## Start EXTRACTED INFORMATION
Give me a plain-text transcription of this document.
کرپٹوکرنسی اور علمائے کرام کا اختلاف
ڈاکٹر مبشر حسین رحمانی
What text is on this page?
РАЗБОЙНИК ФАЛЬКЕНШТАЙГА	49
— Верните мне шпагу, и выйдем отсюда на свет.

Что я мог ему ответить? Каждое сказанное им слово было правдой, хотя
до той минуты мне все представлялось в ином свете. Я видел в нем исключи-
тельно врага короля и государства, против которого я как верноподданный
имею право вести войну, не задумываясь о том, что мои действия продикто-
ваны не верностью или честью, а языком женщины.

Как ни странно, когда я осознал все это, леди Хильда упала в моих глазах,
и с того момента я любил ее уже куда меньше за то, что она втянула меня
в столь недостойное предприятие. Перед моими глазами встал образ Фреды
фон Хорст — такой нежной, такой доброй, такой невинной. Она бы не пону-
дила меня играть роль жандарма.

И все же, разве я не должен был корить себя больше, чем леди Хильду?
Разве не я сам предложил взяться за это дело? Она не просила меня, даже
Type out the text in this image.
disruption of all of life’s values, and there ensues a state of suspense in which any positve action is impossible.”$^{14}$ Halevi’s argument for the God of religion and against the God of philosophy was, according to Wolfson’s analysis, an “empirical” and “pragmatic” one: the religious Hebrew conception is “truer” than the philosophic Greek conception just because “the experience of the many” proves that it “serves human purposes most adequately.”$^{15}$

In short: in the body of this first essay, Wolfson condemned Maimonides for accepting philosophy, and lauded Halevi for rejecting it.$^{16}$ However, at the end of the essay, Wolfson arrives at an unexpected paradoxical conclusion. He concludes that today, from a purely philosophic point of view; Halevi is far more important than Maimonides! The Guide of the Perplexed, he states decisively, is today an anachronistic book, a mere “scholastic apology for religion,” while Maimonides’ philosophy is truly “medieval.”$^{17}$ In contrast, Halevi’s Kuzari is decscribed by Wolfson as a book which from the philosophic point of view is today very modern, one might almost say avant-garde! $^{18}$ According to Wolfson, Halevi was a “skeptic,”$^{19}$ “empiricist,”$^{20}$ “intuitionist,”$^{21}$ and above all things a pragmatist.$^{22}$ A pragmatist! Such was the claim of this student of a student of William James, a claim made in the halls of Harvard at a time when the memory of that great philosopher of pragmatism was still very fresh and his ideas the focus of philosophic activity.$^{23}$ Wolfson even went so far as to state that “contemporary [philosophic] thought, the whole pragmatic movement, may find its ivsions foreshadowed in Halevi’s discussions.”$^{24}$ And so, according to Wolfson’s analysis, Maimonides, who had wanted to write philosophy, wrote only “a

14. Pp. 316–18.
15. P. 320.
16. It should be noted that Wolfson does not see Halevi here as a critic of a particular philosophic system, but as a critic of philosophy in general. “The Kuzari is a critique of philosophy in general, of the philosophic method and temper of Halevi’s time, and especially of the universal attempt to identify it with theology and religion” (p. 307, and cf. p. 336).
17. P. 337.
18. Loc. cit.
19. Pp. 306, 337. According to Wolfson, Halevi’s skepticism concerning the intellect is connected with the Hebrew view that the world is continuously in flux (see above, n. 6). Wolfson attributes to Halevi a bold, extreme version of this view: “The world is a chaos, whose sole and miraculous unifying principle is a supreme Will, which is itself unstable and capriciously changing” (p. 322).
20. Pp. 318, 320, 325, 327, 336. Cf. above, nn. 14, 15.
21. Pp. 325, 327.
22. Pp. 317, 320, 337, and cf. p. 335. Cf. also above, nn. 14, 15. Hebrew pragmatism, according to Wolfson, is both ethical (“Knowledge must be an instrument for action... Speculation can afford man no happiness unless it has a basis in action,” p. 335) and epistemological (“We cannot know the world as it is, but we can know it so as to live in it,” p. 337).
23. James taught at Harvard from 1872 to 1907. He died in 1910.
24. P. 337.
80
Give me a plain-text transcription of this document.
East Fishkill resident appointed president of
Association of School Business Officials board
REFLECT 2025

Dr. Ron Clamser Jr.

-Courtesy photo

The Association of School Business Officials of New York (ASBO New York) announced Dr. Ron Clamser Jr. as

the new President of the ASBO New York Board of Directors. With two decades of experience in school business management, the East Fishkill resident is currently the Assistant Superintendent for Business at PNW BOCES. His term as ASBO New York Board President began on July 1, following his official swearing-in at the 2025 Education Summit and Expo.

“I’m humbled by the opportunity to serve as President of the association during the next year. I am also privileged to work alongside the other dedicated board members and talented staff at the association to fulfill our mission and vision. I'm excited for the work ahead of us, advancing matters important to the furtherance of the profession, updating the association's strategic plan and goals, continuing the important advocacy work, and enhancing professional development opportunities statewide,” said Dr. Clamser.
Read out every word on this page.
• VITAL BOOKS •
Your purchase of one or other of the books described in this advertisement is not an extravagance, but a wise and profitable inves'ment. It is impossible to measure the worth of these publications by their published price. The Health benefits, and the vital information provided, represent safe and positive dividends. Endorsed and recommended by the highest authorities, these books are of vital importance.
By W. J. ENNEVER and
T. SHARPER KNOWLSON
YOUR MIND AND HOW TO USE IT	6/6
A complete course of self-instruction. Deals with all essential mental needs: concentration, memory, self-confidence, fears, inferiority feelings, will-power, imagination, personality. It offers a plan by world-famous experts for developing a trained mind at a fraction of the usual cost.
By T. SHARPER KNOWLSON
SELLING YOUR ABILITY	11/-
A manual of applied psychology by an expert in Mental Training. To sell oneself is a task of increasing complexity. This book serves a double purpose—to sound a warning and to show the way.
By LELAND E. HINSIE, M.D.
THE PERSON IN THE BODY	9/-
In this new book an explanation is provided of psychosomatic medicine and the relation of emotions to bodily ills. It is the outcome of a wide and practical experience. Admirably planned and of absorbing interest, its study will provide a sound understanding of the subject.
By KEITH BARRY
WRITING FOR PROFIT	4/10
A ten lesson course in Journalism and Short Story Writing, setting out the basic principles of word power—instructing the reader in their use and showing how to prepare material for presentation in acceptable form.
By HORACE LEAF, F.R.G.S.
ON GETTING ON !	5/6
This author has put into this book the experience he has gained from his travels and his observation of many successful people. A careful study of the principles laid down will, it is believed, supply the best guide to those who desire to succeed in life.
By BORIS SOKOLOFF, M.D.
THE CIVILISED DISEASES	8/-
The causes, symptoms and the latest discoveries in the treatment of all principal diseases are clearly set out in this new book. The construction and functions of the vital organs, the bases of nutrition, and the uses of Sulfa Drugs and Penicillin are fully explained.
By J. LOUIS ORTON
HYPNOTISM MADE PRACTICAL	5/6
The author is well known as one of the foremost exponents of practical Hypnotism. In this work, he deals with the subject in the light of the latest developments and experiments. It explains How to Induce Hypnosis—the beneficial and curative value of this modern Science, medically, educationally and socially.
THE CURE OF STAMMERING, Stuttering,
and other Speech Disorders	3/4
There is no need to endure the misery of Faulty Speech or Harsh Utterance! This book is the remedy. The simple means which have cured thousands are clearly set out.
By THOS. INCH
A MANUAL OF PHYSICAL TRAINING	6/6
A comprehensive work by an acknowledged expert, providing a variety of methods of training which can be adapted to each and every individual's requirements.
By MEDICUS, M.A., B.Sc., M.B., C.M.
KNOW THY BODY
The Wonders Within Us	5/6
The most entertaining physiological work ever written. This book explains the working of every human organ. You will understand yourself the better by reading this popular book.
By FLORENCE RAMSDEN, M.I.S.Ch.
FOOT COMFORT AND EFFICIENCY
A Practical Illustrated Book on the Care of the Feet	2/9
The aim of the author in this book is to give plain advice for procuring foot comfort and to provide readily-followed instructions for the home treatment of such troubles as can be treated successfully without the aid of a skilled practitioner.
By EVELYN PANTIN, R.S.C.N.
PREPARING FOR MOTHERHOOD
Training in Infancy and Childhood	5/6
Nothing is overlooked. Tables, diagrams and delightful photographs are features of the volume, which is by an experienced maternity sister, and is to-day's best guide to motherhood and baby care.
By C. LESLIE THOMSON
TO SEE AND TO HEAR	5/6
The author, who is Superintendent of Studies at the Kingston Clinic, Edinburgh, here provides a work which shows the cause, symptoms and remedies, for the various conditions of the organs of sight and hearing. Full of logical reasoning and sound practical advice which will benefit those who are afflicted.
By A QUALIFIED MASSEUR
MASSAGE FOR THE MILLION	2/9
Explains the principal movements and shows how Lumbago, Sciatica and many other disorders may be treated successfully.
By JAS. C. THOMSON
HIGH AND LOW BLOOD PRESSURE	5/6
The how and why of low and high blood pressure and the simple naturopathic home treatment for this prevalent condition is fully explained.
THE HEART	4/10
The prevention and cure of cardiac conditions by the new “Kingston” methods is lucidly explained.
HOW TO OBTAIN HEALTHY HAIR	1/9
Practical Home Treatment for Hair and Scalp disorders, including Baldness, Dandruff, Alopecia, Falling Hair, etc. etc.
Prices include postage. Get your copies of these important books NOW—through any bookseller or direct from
## End EXTRACTED INFORMATION
Sift through the entries and copy every line with "KNOWLSON".

OUTPUT FOR THIS TASK.
T. SHARPER KNOWLSON
By T. SHARPER KNOWLSON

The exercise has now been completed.